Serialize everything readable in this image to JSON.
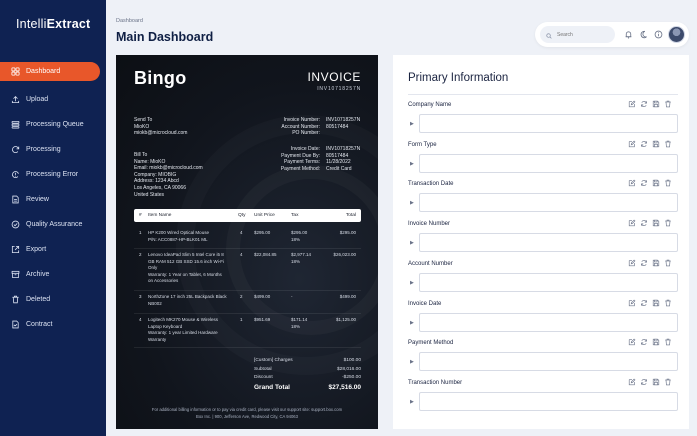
{
  "app": {
    "logo_regular": "Intelli",
    "logo_bold": "Extract"
  },
  "sidebar": {
    "items": [
      {
        "label": "Dashboard",
        "icon": "dashboard-icon",
        "active": true
      },
      {
        "label": "Upload",
        "icon": "upload-icon"
      },
      {
        "label": "Processing Queue",
        "icon": "queue-icon"
      },
      {
        "label": "Processing",
        "icon": "processing-icon"
      },
      {
        "label": "Processing Error",
        "icon": "error-icon"
      },
      {
        "label": "Review",
        "icon": "review-icon"
      },
      {
        "label": "Quality Assurance",
        "icon": "quality-icon"
      },
      {
        "label": "Export",
        "icon": "export-icon"
      },
      {
        "label": "Archive",
        "icon": "archive-icon"
      },
      {
        "label": "Deleted",
        "icon": "trash-icon"
      },
      {
        "label": "Contract",
        "icon": "contract-icon"
      }
    ]
  },
  "header": {
    "breadcrumb": "Dashboard",
    "title": "Main Dashboard",
    "search_placeholder": "Search"
  },
  "invoice": {
    "brand": "Bingo",
    "title": "INVOICE",
    "number_header": "INV10718257N",
    "send_to_label": "Send To",
    "send_to_name": "MioKO",
    "send_to_email": "miokb@microcloud.com",
    "meta_labels_1": [
      "Invoice Number:",
      "Account Number:",
      "PO Number:"
    ],
    "meta_values_1": [
      "INV10718257N",
      "80517484",
      ""
    ],
    "bill_to_label": "Bill To",
    "bill_to_lines": [
      "Name: MioKO",
      "Email: miokb@microcloud.com",
      "Company: MIOBIG",
      "Address: 1234 Abcd",
      "Los Angeles, CA 90066",
      "United States"
    ],
    "meta_labels_2": [
      "Invoice Date:",
      "Payment Due By:",
      "Payment Terms:",
      "Payment Method:"
    ],
    "meta_values_2": [
      "INV10718257N",
      "80517484",
      "11/28/2022",
      "Credit Card"
    ],
    "table_headers": [
      "#",
      "Item Name",
      "Qty",
      "Unit Price",
      "Tax",
      "Total"
    ],
    "rows": [
      {
        "num": "1",
        "name": [
          "HP K200 Wired Optical Mouse",
          "P/N: ACC0887-HP-BLK01 ML"
        ],
        "qty": "4",
        "unit": "$295.00",
        "tax": [
          "$295.00",
          "18%"
        ],
        "total": "$295.00"
      },
      {
        "num": "2",
        "name": [
          "Lenovo IdeaPad Slim 5 Intel Core i5 8",
          "GB RAM 512 GB SSD 15.6 inch Wi-Fi",
          "Only",
          "Warranty: 1 Year on Tablet, 6 Months",
          "on Accessories"
        ],
        "qty": "4",
        "unit": "$22,084.85",
        "tax": [
          "$2,977.14",
          "18%"
        ],
        "total": "$26,023.00"
      },
      {
        "num": "3",
        "name": [
          "NorthZone 17 inch 25L Backpack Black",
          "NB002"
        ],
        "qty": "2",
        "unit": "$499.00",
        "tax": [
          "-"
        ],
        "total": "$499.00"
      },
      {
        "num": "4",
        "name": [
          "Logitech MK270 Mouse & Wireless",
          "Laptop Keyboard",
          "Warranty: 1 year Limited Hardware",
          "Warranty"
        ],
        "qty": "1",
        "unit": "$951.69",
        "tax": [
          "$171.14",
          "18%"
        ],
        "total": "$1,125.00"
      }
    ],
    "totals_labels": [
      "[Custom] Charges",
      "Subtotal",
      "Discount"
    ],
    "totals_values": [
      "$100.00",
      "$28,016.00",
      "-$250.00"
    ],
    "grand_label": "Grand Total",
    "grand_value": "$27,516.00",
    "footer_1": "For additional billing information or to pay via credit card, please visit our support site: support.box.com",
    "footer_2": "Box Inc. | 900, Jefferson Ave, Redwood City, CA 94063"
  },
  "panel": {
    "title": "Primary Information",
    "fields": [
      {
        "label": "Company Name",
        "value": ""
      },
      {
        "label": "Form Type",
        "value": ""
      },
      {
        "label": "Transaction Date",
        "value": ""
      },
      {
        "label": "Invoice Number",
        "value": ""
      },
      {
        "label": "Account Number",
        "value": ""
      },
      {
        "label": "Invoice Date",
        "value": ""
      },
      {
        "label": "Payment Method",
        "value": ""
      },
      {
        "label": "Transaction Number",
        "value": ""
      }
    ],
    "field_actions": [
      "edit-icon",
      "refresh-icon",
      "save-icon",
      "delete-icon"
    ]
  },
  "colors": {
    "sidebar": "#0f2252",
    "active": "#e8572a",
    "invoice_bg": "#11151d"
  }
}
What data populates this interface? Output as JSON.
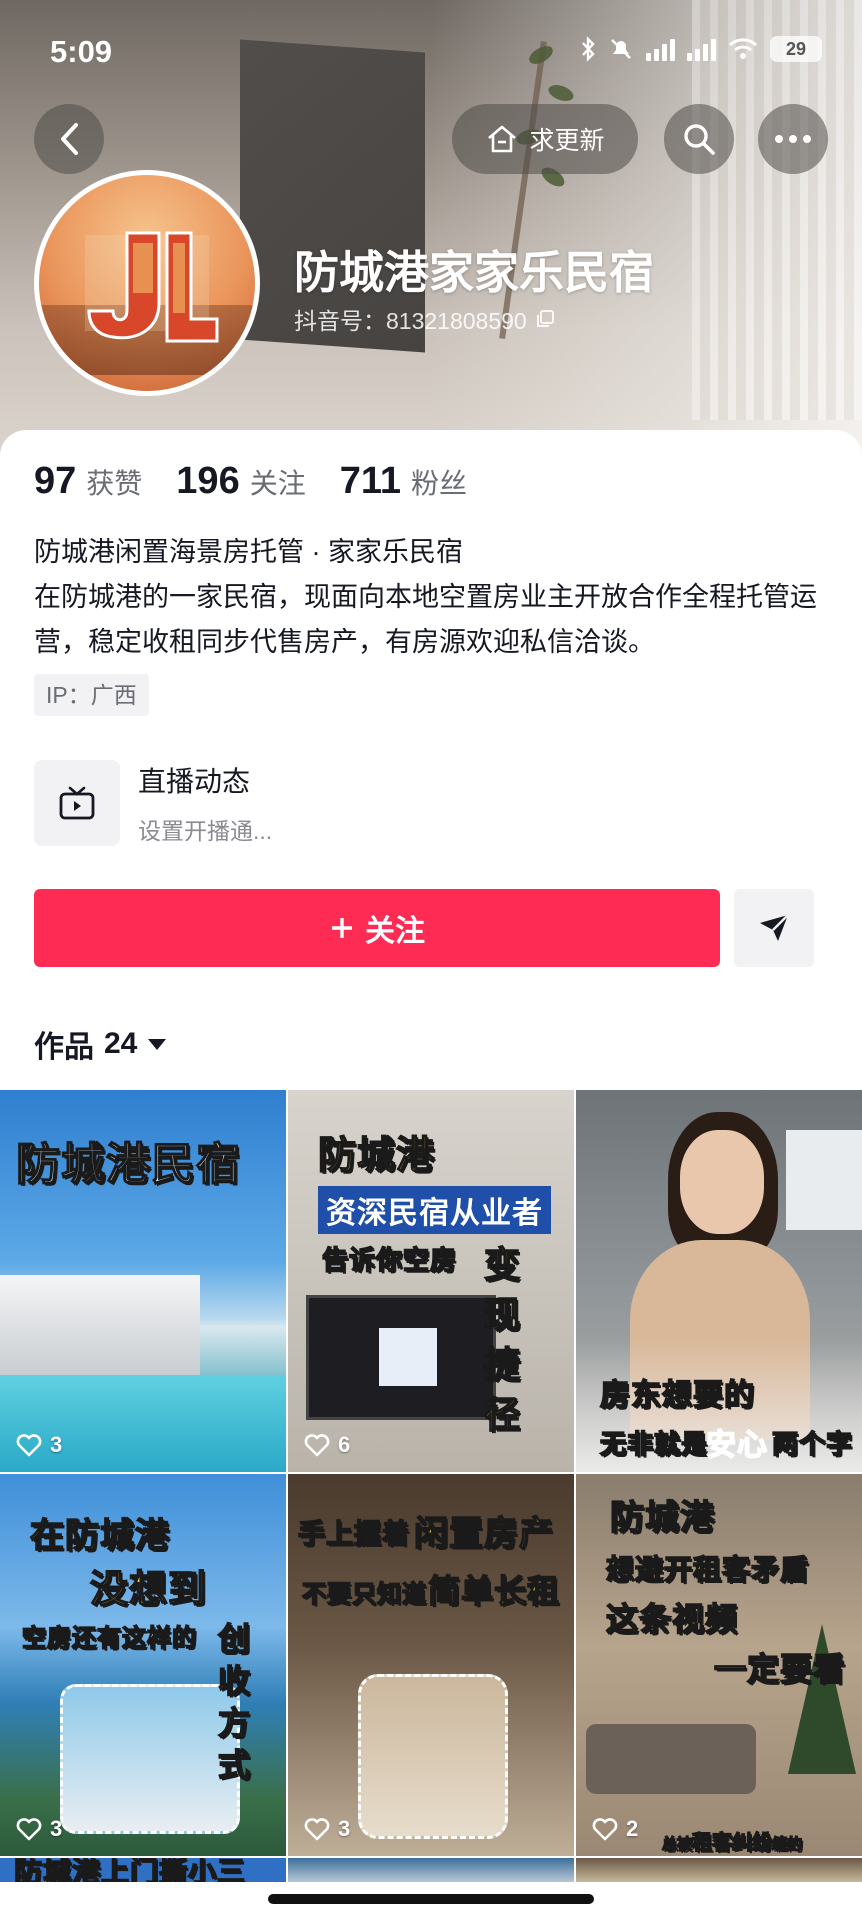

# # # #

STATED PROBLEM: Filter lines by "Warranty" and return each hit.

WRITTEN SOLUTION:
          "Warranty: 1 Year on Tablet, 6 Months",
          "Warranty: 1 year Limited Hardware",
          "Warranty"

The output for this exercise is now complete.